Dataset records
** Begin **

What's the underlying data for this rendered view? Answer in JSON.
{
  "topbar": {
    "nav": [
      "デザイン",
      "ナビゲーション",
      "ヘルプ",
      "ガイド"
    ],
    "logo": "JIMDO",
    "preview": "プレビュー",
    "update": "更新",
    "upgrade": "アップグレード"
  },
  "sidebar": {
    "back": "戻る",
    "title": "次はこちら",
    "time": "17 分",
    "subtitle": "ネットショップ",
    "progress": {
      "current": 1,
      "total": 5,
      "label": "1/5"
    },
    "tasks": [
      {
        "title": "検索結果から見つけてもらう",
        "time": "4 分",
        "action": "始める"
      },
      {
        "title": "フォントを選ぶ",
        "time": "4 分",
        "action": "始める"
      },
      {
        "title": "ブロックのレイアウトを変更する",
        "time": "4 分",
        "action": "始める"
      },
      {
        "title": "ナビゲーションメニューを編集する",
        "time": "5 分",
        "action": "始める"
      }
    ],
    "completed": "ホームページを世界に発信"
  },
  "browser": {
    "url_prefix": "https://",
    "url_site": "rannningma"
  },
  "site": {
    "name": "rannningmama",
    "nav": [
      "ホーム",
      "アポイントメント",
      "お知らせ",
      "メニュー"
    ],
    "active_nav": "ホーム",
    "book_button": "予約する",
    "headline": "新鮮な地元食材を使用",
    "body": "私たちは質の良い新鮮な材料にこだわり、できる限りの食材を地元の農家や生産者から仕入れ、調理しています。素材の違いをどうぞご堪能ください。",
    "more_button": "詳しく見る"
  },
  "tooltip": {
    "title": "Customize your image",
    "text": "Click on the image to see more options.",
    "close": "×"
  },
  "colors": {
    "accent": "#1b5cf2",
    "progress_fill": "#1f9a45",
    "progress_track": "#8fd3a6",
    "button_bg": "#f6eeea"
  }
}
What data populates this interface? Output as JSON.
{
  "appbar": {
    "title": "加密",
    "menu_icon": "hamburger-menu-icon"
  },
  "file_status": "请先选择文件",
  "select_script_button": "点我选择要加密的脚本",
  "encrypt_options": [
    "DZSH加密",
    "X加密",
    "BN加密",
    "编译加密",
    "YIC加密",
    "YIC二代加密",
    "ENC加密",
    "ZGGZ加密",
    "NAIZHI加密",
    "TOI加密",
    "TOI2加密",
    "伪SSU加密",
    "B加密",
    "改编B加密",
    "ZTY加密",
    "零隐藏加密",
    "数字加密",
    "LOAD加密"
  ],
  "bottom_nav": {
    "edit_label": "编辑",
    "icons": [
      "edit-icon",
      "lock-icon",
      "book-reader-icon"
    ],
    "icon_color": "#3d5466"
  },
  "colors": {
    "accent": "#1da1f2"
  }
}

** End **

Transcribe every entry word for word.

#### [Result of the task]
What's the underlying data for this rendered view? Answer in JSON.
{
  "topbar": {
    "nav": [
      "デザイン",
      "ナビゲーション",
      "ヘルプ",
      "ガイド"
    ],
    "logo": "JIMDO",
    "preview": "プレビュー",
    "update": "更新",
    "upgrade": "アップグレード"
  },
  "sidebar": {
    "back": "戻る",
    "title": "次はこちら",
    "time": "17 分",
    "subtitle": "ネットショップ",
    "progress": {
      "current": 1,
      "total": 5,
      "label": "1/5"
    },
    "tasks": [
      {
        "title": "検索結果から見つけてもらう",
        "time": "4 分",
        "action": "始める"
      },
      {
        "title": "フォントを選ぶ",
        "time": "4 分",
        "action": "始める"
      },
      {
        "title": "ブロックのレイアウトを変更する",
        "time": "4 分",
        "action": "始める"
      },
      {
        "title": "ナビゲーションメニューを編集する",
        "time": "5 分",
        "action": "始める"
      }
    ],
    "completed": "ホームページを世界に発信"
  },
  "browser": {
    "url_prefix": "https://",
    "url_site": "rannningma"
  },
  "site": {
    "name": "rannningmama",
    "nav": [
      "ホーム",
      "アポイントメント",
      "お知らせ",
      "メニュー"
    ],
    "active_nav": "ホーム",
    "book_button": "予約する",
    "headline": "新鮮な地元食材を使用",
    "body": "私たちは質の良い新鮮な材料にこだわり、できる限りの食材を地元の農家や生産者から仕入れ、調理しています。素材の違いをどうぞご堪能ください。",
    "more_button": "詳しく見る"
  },
  "tooltip": {
    "title": "Customize your image",
    "text": "Click on the image to see more options.",
    "close": "×"
  },
  "colors": {
    "accent": "#1b5cf2",
    "progress_fill": "#1f9a45",
    "progress_track": "#8fd3a6",
    "button_bg": "#f6eeea"
  }
}
What data populates this interface? Output as JSON.
{
  "appbar": {
    "title": "加密",
    "menu_icon": "hamburger-menu-icon"
  },
  "file_status": "请先选择文件",
  "select_script_button": "点我选择要加密的脚本",
  "encrypt_options": [
    "DZSH加密",
    "X加密",
    "BN加密",
    "编译加密",
    "YIC加密",
    "YIC二代加密",
    "ENC加密",
    "ZGGZ加密",
    "NAIZHI加密",
    "TOI加密",
    "TOI2加密",
    "伪SSU加密",
    "B加密",
    "改编B加密",
    "ZTY加密",
    "零隐藏加密",
    "数字加密",
    "LOAD加密"
  ],
  "bottom_nav": {
    "edit_label": "编辑",
    "icons": [
      "edit-icon",
      "lock-icon",
      "book-reader-icon"
    ],
    "icon_color": "#3d5466"
  },
  "colors": {
    "accent": "#1da1f2"
  }
}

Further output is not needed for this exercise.